#### Requirement
Search the listing below for "close". Copy each matching line.

#### Material provided
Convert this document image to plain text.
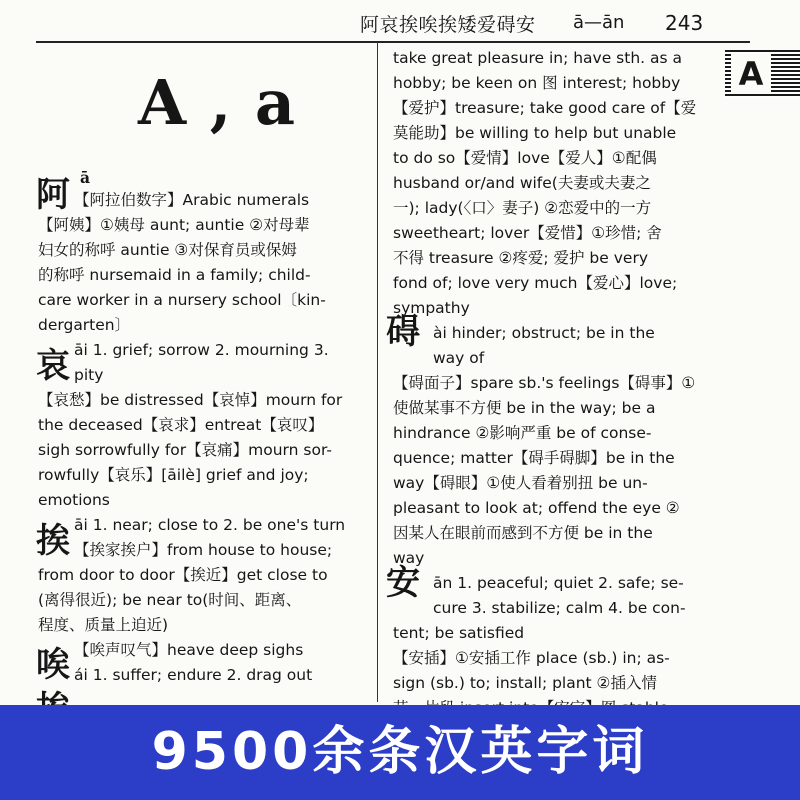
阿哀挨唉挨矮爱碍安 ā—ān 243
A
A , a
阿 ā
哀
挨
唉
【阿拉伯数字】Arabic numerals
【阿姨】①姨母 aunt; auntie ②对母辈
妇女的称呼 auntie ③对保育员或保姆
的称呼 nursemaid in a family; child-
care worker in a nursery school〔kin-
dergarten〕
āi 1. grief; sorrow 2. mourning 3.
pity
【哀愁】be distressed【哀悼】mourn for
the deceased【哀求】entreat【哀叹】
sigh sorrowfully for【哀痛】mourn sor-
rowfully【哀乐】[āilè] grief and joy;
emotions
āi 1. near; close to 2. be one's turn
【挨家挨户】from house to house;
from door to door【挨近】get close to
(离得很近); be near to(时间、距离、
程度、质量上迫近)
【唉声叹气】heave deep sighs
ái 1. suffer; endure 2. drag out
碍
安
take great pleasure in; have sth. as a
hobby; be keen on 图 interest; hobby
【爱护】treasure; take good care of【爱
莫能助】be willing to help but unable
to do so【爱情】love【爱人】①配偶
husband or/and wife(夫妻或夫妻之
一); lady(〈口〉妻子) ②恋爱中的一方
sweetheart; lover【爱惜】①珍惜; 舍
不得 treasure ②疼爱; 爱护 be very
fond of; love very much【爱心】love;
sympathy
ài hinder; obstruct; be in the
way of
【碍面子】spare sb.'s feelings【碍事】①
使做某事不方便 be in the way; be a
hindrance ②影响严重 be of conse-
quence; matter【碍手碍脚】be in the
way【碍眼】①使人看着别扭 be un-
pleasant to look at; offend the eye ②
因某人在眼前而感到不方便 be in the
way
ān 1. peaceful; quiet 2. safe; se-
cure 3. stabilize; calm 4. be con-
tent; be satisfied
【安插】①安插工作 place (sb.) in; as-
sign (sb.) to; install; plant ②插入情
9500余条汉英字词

#### Complete response
āi 1. near; close to 2. be one's turn
from door to door【挨近】get close to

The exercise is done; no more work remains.